Work to do:
State how many lines contain the string "Подпрограмма", and write nothing else.

BEGIN Provided entries

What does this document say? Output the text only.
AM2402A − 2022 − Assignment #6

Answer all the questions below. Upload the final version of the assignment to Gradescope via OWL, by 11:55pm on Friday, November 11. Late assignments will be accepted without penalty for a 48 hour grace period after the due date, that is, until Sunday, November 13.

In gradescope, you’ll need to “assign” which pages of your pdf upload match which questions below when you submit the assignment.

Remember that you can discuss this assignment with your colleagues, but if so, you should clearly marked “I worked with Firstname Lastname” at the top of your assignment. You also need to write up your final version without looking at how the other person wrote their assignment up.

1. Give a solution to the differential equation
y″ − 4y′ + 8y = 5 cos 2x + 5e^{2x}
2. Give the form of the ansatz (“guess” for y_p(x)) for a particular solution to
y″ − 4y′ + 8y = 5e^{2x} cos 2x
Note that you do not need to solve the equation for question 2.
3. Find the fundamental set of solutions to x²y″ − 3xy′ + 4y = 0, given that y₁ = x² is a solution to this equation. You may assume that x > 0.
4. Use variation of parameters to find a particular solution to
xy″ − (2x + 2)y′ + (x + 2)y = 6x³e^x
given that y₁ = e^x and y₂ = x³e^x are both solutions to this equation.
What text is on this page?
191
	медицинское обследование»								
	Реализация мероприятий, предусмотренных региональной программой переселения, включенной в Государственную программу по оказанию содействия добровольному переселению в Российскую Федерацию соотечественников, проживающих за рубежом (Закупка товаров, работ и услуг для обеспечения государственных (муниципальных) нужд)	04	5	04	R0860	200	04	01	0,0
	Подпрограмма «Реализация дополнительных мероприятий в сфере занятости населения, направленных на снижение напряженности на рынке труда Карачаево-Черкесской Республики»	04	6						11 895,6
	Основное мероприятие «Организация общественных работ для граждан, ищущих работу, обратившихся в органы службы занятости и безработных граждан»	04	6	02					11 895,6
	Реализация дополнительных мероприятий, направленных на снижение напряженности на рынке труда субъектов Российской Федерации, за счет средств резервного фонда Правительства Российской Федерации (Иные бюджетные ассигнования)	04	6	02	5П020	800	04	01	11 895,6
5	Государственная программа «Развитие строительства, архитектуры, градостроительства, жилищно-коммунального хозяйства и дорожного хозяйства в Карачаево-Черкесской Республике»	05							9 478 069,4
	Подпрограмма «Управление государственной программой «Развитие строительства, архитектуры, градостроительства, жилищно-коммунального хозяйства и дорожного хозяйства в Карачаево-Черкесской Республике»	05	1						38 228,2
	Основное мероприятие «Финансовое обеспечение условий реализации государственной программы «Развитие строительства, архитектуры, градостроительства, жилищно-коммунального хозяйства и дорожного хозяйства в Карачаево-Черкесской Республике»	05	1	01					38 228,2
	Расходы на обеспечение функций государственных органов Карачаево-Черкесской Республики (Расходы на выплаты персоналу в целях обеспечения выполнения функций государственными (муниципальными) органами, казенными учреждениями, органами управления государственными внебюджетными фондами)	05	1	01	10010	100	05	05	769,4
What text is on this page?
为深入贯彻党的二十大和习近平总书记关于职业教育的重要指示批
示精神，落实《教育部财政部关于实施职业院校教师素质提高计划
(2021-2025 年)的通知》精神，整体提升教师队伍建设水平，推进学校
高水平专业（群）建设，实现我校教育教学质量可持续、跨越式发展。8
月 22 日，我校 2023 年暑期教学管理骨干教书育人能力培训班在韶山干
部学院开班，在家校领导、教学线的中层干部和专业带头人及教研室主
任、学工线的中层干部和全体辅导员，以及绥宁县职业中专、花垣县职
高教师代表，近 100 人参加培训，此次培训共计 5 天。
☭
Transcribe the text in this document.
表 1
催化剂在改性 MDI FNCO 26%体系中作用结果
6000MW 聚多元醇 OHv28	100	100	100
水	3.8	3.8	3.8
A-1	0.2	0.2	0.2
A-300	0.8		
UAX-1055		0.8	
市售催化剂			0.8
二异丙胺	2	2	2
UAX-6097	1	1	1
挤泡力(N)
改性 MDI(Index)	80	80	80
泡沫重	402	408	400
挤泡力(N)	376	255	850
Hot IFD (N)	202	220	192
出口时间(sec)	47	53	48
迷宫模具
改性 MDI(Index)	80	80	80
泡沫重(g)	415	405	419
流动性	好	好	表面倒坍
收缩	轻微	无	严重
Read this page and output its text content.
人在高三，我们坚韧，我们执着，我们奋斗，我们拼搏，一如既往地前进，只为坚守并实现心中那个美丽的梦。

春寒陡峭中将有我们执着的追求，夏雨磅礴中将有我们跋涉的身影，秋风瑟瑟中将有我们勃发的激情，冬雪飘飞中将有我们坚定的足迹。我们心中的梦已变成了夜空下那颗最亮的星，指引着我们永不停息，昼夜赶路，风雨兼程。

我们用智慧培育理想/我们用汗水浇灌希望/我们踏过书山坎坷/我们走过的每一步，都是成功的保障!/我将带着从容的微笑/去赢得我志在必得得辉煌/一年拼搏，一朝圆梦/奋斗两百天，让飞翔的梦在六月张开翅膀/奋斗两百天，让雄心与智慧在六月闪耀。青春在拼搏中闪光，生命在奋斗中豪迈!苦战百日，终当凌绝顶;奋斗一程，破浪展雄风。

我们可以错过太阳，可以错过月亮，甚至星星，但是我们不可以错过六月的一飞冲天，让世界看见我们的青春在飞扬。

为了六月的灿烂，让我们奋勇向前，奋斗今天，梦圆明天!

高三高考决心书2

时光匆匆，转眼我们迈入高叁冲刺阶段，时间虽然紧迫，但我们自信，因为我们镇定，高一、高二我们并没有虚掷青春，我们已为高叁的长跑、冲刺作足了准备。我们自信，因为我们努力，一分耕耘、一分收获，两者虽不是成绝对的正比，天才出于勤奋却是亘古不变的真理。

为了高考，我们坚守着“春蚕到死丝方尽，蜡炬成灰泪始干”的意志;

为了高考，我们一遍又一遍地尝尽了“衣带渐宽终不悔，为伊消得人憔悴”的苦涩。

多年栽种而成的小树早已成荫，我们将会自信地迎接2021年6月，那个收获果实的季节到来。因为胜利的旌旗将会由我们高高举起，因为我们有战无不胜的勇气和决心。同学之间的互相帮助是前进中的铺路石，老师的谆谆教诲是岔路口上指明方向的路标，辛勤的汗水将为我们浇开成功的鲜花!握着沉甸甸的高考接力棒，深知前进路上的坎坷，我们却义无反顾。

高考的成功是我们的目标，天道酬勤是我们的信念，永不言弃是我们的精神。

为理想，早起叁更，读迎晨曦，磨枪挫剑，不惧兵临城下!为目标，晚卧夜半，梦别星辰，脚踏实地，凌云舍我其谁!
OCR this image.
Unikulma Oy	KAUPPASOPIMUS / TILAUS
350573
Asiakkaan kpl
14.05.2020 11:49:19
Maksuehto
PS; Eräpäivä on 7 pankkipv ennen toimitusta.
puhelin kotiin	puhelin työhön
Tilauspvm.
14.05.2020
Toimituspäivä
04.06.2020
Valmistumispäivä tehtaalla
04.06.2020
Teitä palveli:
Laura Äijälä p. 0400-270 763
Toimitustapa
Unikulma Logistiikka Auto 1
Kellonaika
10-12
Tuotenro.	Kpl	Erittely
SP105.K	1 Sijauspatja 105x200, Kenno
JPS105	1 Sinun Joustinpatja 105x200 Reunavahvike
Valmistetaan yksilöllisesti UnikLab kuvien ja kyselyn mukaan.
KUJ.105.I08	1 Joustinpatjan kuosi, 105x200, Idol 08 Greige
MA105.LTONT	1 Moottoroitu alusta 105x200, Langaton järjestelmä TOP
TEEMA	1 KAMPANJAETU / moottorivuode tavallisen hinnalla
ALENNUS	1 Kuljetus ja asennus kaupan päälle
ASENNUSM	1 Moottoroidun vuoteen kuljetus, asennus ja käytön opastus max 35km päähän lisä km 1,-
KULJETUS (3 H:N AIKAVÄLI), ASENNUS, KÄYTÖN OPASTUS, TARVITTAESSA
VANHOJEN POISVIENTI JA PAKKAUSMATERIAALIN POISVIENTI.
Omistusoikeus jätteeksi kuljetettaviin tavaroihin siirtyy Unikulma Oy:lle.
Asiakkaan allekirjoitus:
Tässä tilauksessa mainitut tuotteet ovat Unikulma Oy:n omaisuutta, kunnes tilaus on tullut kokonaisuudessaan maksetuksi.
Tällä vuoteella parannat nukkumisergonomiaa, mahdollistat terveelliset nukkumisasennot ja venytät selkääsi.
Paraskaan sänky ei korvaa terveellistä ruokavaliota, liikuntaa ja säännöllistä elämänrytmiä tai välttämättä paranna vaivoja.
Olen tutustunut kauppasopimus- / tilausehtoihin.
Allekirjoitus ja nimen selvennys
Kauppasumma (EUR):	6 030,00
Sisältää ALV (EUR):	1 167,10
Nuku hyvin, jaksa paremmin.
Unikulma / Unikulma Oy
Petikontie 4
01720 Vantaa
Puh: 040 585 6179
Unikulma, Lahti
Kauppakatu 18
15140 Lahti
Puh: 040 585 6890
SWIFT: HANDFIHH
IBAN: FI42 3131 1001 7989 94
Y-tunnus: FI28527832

END Provided entries

Output for this task:
2